## [Task requirements]
Copy out each line exactly as it appears.

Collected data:
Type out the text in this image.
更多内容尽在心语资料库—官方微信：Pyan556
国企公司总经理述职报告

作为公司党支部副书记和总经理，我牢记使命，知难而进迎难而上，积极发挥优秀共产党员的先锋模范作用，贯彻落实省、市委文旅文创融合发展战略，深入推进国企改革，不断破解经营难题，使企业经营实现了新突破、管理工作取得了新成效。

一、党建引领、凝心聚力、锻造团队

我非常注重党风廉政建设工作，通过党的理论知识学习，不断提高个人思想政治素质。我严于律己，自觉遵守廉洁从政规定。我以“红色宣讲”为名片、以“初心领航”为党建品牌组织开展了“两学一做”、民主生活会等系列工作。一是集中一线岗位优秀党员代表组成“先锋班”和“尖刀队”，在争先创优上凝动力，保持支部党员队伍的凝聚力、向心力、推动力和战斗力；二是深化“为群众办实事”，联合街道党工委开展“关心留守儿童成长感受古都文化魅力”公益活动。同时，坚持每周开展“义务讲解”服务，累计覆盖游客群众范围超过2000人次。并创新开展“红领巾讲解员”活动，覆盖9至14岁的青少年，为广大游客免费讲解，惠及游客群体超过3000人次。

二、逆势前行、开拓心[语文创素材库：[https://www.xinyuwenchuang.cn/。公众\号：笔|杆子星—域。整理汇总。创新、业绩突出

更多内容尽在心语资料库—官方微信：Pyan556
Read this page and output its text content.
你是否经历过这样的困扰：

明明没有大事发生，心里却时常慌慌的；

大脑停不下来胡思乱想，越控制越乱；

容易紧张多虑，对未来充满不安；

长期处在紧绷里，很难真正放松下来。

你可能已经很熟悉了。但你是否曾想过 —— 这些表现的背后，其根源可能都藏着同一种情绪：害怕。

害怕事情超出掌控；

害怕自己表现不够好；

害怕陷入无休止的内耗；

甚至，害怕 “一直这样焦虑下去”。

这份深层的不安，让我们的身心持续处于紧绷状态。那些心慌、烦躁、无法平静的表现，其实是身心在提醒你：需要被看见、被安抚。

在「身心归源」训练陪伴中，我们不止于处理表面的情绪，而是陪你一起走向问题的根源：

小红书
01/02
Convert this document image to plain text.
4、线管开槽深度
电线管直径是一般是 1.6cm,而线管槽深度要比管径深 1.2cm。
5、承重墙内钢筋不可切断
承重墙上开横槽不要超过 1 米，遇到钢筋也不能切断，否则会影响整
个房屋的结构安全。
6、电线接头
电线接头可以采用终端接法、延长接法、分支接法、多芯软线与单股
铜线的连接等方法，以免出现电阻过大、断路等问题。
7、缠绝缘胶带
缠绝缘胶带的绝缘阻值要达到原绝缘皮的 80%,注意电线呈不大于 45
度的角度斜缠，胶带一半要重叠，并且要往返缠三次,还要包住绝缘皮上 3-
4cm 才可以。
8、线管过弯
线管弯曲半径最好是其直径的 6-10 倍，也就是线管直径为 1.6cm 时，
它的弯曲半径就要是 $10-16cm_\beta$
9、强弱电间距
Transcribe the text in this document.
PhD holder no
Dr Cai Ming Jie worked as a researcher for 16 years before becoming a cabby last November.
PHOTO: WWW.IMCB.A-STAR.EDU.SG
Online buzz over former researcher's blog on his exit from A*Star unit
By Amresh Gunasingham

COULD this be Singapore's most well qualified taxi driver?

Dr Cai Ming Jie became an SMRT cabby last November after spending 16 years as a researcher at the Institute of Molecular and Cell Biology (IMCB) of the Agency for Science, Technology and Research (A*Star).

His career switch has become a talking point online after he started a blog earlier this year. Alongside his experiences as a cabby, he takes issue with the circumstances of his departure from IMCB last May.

## [Result of the exercise]
Type out the text in this image.
更多内容尽在心语资料库—官方微信：Pyan556
国企公司总经理述职报告

作为公司党支部副书记和总经理，我牢记使命，知难而进迎难而上，积极发挥优秀共产党员的先锋模范作用，贯彻落实省、市委文旅文创融合发展战略，深入推进国企改革，不断破解经营难题，使企业经营实现了新突破、管理工作取得了新成效。

一、党建引领、凝心聚力、锻造团队

我非常注重党风廉政建设工作，通过党的理论知识学习，不断提高个人思想政治素质。我严于律己，自觉遵守廉洁从政规定。我以“红色宣讲”为名片、以“初心领航”为党建品牌组织开展了“两学一做”、民主生活会等系列工作。一是集中一线岗位优秀党员代表组成“先锋班”和“尖刀队”，在争先创优上凝动力，保持支部党员队伍的凝聚力、向心力、推动力和战斗力；二是深化“为群众办实事”，联合街道党工委开展“关心留守儿童成长感受古都文化魅力”公益活动。同时，坚持每周开展“义务讲解”服务，累计覆盖游客群众范围超过2000人次。并创新开展“红领巾讲解员”活动，覆盖9至14岁的青少年，为广大游客免费讲解，惠及游客群体超过3000人次。

二、逆势前行、开拓心[语文创素材库：[https://www.xinyuwenchuang.cn/。公众\号：笔|杆子星—域。整理汇总。创新、业绩突出

更多内容尽在心语资料库—官方微信：Pyan556
Read this page and output its text content.
你是否经历过这样的困扰：

明明没有大事发生，心里却时常慌慌的；

大脑停不下来胡思乱想，越控制越乱；

容易紧张多虑，对未来充满不安；

长期处在紧绷里，很难真正放松下来。

你可能已经很熟悉了。但你是否曾想过 —— 这些表现的背后，其根源可能都藏着同一种情绪：害怕。

害怕事情超出掌控；

害怕自己表现不够好；

害怕陷入无休止的内耗；

甚至，害怕 “一直这样焦虑下去”。

这份深层的不安，让我们的身心持续处于紧绷状态。那些心慌、烦躁、无法平静的表现，其实是身心在提醒你：需要被看见、被安抚。

在「身心归源」训练陪伴中，我们不止于处理表面的情绪，而是陪你一起走向问题的根源：

小红书
01/02
Convert this document image to plain text.
4、线管开槽深度
电线管直径是一般是 1.6cm,而线管槽深度要比管径深 1.2cm。
5、承重墙内钢筋不可切断
承重墙上开横槽不要超过 1 米，遇到钢筋也不能切断，否则会影响整
个房屋的结构安全。
6、电线接头
电线接头可以采用终端接法、延长接法、分支接法、多芯软线与单股
铜线的连接等方法，以免出现电阻过大、断路等问题。
7、缠绝缘胶带
缠绝缘胶带的绝缘阻值要达到原绝缘皮的 80%,注意电线呈不大于 45
度的角度斜缠，胶带一半要重叠，并且要往返缠三次,还要包住绝缘皮上 3-
4cm 才可以。
8、线管过弯
线管弯曲半径最好是其直径的 6-10 倍，也就是线管直径为 1.6cm 时，
它的弯曲半径就要是 $10-16cm_\beta$
9、强弱电间距
Transcribe the text in this document.
PhD holder no
Dr Cai Ming Jie worked as a researcher for 16 years before becoming a cabby last November.
PHOTO: WWW.IMCB.A-STAR.EDU.SG
Online buzz over former researcher's blog on his exit from A*Star unit
By Amresh Gunasingham

COULD this be Singapore's most well qualified taxi driver?

Dr Cai Ming Jie became an SMRT cabby last November after spending 16 years as a researcher at the Institute of Molecular and Cell Biology (IMCB) of the Agency for Science, Technology and Research (A*Star).

His career switch has become a talking point online after he started a blog earlier this year. Alongside his experiences as a cabby, he takes issue with the circumstances of his departure from IMCB last May.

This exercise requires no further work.